Set task: Present all of the data below as a numbered list, leaving out blank lines and omitting the pictures.

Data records
--- Start ---

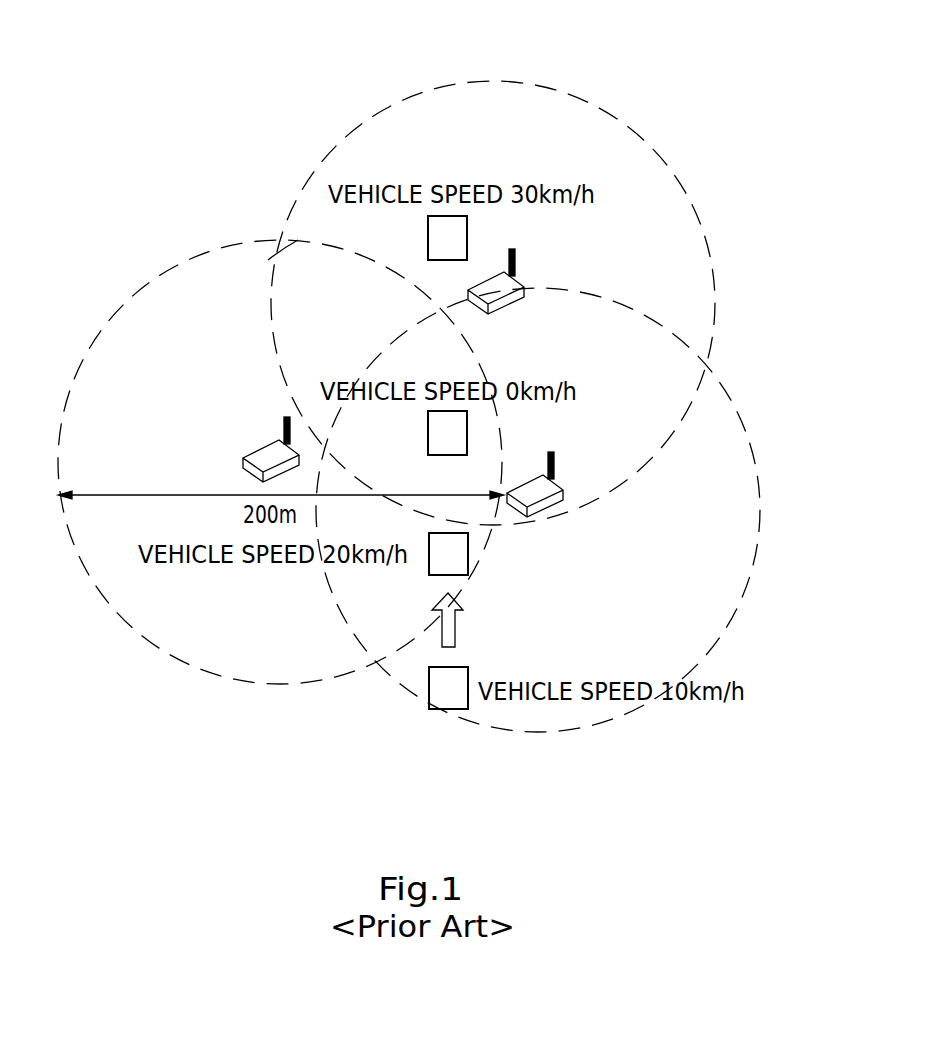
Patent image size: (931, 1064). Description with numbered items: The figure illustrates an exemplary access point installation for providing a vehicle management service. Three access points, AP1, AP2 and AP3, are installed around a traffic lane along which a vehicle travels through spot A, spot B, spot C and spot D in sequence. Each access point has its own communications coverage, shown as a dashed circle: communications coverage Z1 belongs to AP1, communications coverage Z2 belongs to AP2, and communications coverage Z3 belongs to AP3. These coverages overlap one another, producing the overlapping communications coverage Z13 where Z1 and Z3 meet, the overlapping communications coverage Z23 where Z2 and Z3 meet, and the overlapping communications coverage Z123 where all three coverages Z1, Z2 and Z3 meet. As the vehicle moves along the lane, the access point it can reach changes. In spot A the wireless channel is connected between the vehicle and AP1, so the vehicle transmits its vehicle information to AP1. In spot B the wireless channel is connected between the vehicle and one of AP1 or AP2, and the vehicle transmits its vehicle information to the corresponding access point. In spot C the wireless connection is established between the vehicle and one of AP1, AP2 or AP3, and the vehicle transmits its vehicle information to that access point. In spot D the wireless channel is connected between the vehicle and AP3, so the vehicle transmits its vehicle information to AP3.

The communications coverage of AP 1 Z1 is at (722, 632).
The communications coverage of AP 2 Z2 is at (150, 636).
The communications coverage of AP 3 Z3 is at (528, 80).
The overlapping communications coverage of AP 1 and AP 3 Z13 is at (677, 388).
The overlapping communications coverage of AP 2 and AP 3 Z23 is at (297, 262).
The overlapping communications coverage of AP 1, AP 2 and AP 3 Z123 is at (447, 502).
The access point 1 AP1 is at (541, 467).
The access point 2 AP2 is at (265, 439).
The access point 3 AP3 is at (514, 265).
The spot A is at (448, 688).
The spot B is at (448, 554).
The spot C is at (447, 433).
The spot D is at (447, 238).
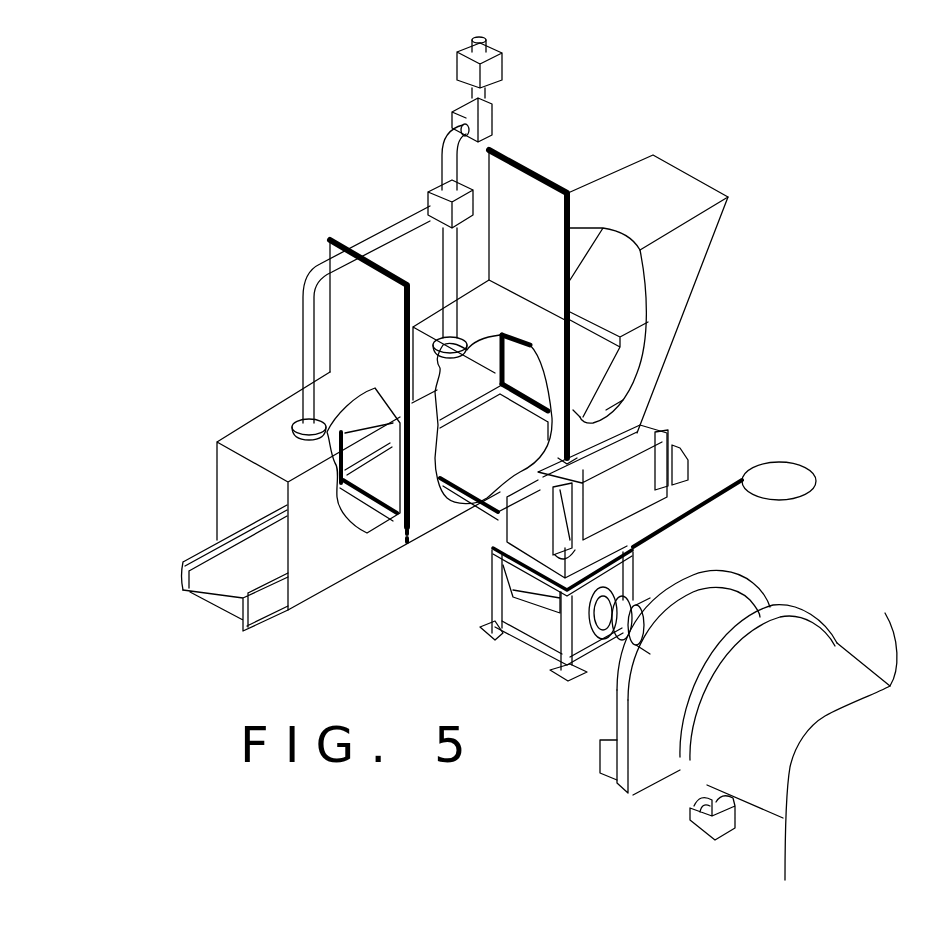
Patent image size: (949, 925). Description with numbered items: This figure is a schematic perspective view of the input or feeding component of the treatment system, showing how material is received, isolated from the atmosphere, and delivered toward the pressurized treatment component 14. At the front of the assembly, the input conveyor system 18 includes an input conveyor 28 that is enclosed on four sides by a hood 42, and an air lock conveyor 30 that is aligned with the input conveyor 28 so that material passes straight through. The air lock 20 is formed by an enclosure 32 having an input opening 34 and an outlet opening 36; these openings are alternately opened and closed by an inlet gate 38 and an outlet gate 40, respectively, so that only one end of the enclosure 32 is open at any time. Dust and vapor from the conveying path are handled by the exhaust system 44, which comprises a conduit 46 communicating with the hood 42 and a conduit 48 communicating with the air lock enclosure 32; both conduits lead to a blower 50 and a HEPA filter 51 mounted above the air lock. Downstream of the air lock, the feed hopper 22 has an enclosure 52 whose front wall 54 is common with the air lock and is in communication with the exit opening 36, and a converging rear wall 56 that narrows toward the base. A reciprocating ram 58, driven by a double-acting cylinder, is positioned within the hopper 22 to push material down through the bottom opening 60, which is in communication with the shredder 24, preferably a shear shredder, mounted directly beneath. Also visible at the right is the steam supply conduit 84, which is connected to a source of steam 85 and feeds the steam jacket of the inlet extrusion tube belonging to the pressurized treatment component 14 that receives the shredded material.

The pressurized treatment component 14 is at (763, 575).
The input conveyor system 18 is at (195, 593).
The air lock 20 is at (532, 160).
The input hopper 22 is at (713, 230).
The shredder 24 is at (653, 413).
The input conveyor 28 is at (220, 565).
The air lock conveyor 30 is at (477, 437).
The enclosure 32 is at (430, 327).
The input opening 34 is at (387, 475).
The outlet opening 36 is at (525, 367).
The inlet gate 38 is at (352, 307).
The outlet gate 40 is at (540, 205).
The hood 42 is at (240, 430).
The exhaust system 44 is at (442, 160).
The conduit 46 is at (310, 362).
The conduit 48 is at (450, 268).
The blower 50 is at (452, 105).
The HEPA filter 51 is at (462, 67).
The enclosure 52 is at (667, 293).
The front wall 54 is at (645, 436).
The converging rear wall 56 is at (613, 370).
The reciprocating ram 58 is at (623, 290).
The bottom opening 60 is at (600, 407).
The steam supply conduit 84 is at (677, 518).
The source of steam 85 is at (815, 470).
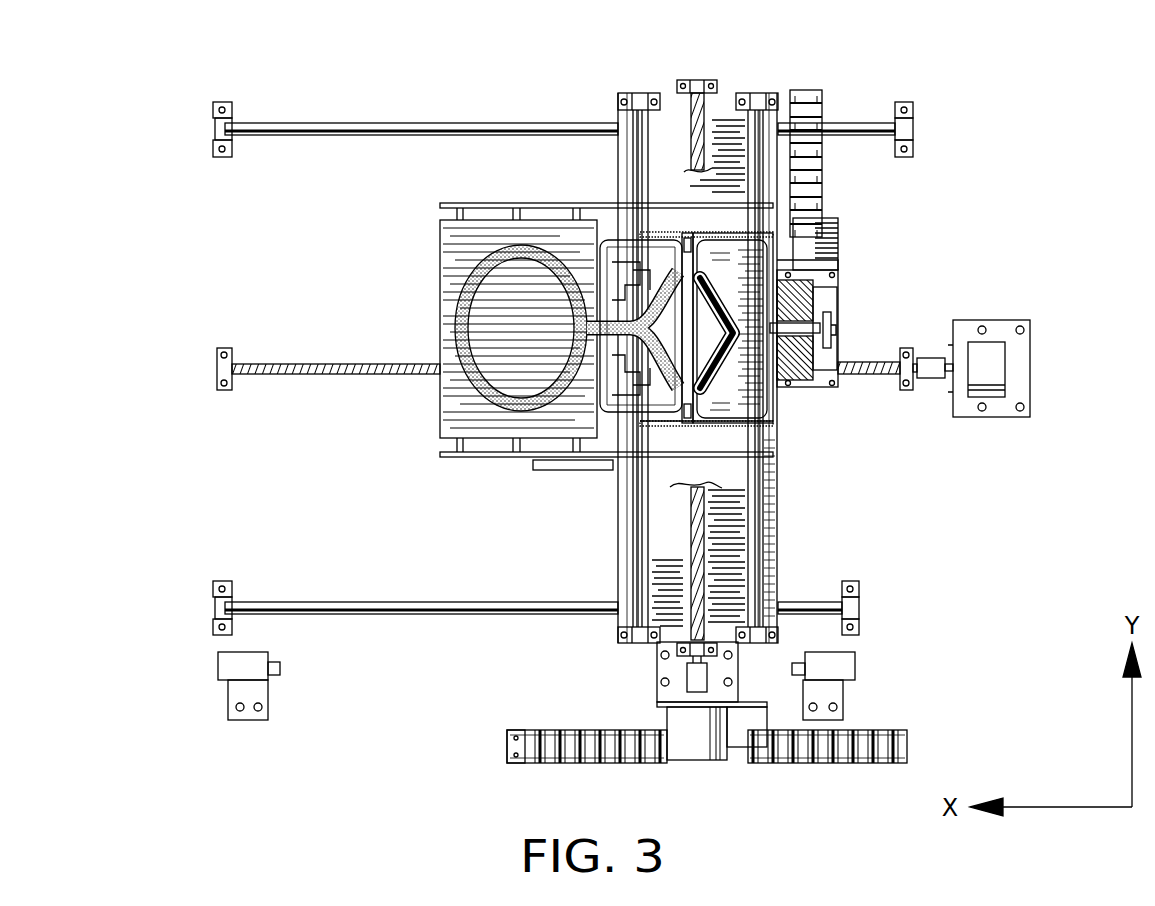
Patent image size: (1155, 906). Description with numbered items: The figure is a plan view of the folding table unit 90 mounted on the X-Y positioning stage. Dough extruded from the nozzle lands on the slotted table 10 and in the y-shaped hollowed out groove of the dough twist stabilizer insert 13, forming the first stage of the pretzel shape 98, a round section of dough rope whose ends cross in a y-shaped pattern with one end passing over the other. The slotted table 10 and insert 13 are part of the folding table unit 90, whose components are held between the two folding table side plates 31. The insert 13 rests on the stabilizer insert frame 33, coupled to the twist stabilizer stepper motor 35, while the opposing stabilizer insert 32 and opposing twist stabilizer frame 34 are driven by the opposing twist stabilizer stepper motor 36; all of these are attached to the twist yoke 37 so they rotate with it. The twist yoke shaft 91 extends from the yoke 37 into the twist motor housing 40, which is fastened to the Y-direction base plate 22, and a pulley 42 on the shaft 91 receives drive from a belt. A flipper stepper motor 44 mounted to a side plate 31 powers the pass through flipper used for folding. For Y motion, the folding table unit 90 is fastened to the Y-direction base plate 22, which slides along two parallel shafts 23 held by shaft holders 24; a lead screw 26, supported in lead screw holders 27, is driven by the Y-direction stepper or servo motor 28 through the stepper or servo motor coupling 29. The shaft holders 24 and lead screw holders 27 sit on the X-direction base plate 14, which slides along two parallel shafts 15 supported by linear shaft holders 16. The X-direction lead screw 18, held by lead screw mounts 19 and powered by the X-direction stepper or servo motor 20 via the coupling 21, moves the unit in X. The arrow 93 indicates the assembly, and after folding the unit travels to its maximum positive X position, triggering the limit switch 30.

--- End ---

Finished answer:
1. Patent image size: (931, 1064). Description with numbered items: The figure illustrates an exemplary access point installation for providing a vehicle management service. Three access points, AP1, AP2 and AP3, are installed around a traffic lane along which a vehicle travels through spot A, spot B, spot C and spot D in sequence. Each access point has its own communications coverage, shown as a dashed circle: communications coverage Z1 belongs to AP1, communications coverage Z2 belongs to AP2, and communications coverage Z3 belongs to AP3. These coverages overlap one another, producing the overlapping communications coverage Z13 where Z1 and Z3 meet, the overlapping communications coverage Z23 where Z2 and Z3 meet, and the overlapping communications coverage Z123 where all three coverages Z1, Z2 and Z3 meet. As the vehicle moves along the lane, the access point it can reach changes. In spot A the wireless channel is connected between the vehicle and AP1, so the vehicle transmits its vehicle information to AP1. In spot B the wireless channel is connected between the vehicle and one of AP1 or AP2, and the vehicle transmits its vehicle information to the corresponding access point. In spot C the wireless connection is established between the vehicle and one of AP1, AP2 or AP3, and the vehicle transmits its vehicle information to that access point. In spot D the wireless channel is connected between the vehicle and AP3, so the vehicle transmits its vehicle information to AP3.
2. The communications coverage of AP 1 Z1 is at (722, 632).
3. The communications coverage of AP 2 Z2 is at (150, 636).
4. The communications coverage of AP 3 Z3 is at (528, 80).
5. The overlapping communications coverage of AP 1 and AP 3 Z13 is at (677, 388).
6. The overlapping communications coverage of AP 2 and AP 3 Z23 is at (297, 262).
7. The overlapping communications coverage of AP 1, AP 2 and AP 3 Z123 is at (447, 502).
8. The access point 1 AP1 is at (541, 467).
9. The access point 2 AP2 is at (265, 439).
10. The access point 3 AP3 is at (514, 265).
11. The spot A is at (448, 688).
12. The spot B is at (448, 554).
13. The spot C is at (447, 433).
14. The spot D is at (447, 238).
15. Patent image size: (949, 925). Description with numbered items: This figure is a schematic perspective view of the input or feeding component of the treatment system, showing how material is received, isolated from the atmosphere, and delivered toward the pressurized treatment component 14. At the front of the assembly, the input conveyor system 18 includes an input conveyor 28 that is enclosed on four sides by a hood 42, and an air lock conveyor 30 that is aligned with the input conveyor 28 so that material passes straight through. The air lock 20 is formed by an enclosure 32 having an input opening 34 and an outlet opening 36; these openings are alternately opened and closed by an inlet gate 38 and an outlet gate 40, respectively, so that only one end of the enclosure 32 is open at any time. Dust and vapor from the conveying path are handled by the exhaust system 44, which comprises a conduit 46 communicating with the hood 42 and a conduit 48 communicating with the air lock enclosure 32; both conduits lead to a blower 50 and a HEPA filter 51 mounted above the air lock. Downstream of the air lock, the feed hopper 22 has an enclosure 52 whose front wall 54 is common with the air lock and is in communication with the exit opening 36, and a converging rear wall 56 that narrows toward the base. A reciprocating ram 58, driven by a double-acting cylinder, is positioned within the hopper 22 to push material down through the bottom opening 60, which is in communication with the shredder 24, preferably a shear shredder, mounted directly beneath. Also visible at the right is the steam supply conduit 84, which is connected to a source of steam 85 and feeds the steam jacket of the inlet extrusion tube belonging to the pressurized treatment component 14 that receives the shredded material.
16. The pressurized treatment component 14 is at (763, 575).
17. The input conveyor system 18 is at (195, 593).
18. The air lock 20 is at (532, 160).
19. The input hopper 22 is at (713, 230).
20. The shredder 24 is at (653, 413).
21. The input conveyor 28 is at (220, 565).
22. The air lock conveyor 30 is at (477, 437).
23. The enclosure 32 is at (430, 327).
24. The input opening 34 is at (387, 475).
25. The outlet opening 36 is at (525, 367).
26. The inlet gate 38 is at (352, 307).
27. The outlet gate 40 is at (540, 205).
28. The hood 42 is at (240, 430).
29. The exhaust system 44 is at (442, 160).
30. The conduit 46 is at (310, 362).
31. The conduit 48 is at (450, 268).
32. The blower 50 is at (452, 105).
33. The HEPA filter 51 is at (462, 67).
34. The enclosure 52 is at (667, 293).
35. The front wall 54 is at (645, 436).
36. The converging rear wall 56 is at (613, 370).
37. The reciprocating ram 58 is at (623, 290).
38. The bottom opening 60 is at (600, 407).
39. The steam supply conduit 84 is at (677, 518).
40. The source of steam 85 is at (815, 470).
41. Patent image size: (1155, 906). Description with numbered items: The figure is a plan view of the folding table unit 90 mounted on the X-Y positioning stage. Dough extruded from the nozzle lands on the slotted table 10 and in the y-shaped hollowed out groove of the dough twist stabilizer insert 13, forming the first stage of the pretzel shape 98, a round section of dough rope whose ends cross in a y-shaped pattern with one end passing over the other. The slotted table 10 and insert 13 are part of the folding table unit 90, whose components are held between the two folding table side plates 31. The insert 13 rests on the stabilizer insert frame 33, coupled to the twist stabilizer stepper motor 35, while the opposing stabilizer insert 32 and opposing twist stabilizer frame 34 are driven by the opposing twist stabilizer stepper motor 36; all of these are attached to the twist yoke 37 so they rotate with it. The twist yoke shaft 91 extends from the yoke 37 into the twist motor housing 40, which is fastened to the Y-direction base plate 22, and a pulley 42 on the shaft 91 receives drive from a belt. A flipper stepper motor 44 mounted to a side plate 31 powers the pass through flipper used for folding. For Y motion, the folding table unit 90 is fastened to the Y-direction base plate 22, which slides along two parallel shafts 23 held by shaft holders 24; a lead screw 26, supported in lead screw holders 27, is driven by the Y-direction stepper or servo motor 28 through the stepper or servo motor coupling 29. The shaft holders 24 and lead screw holders 27 sit on the X-direction base plate 14, which slides along two parallel shafts 15 supported by linear shaft holders 16. The X-direction lead screw 18, held by lead screw mounts 19 and powered by the X-direction stepper or servo motor 20 via the coupling 21, moves the unit in X. The arrow 93 indicates the assembly, and after folding the unit travels to its maximum positive X position, triggering the limit switch 30.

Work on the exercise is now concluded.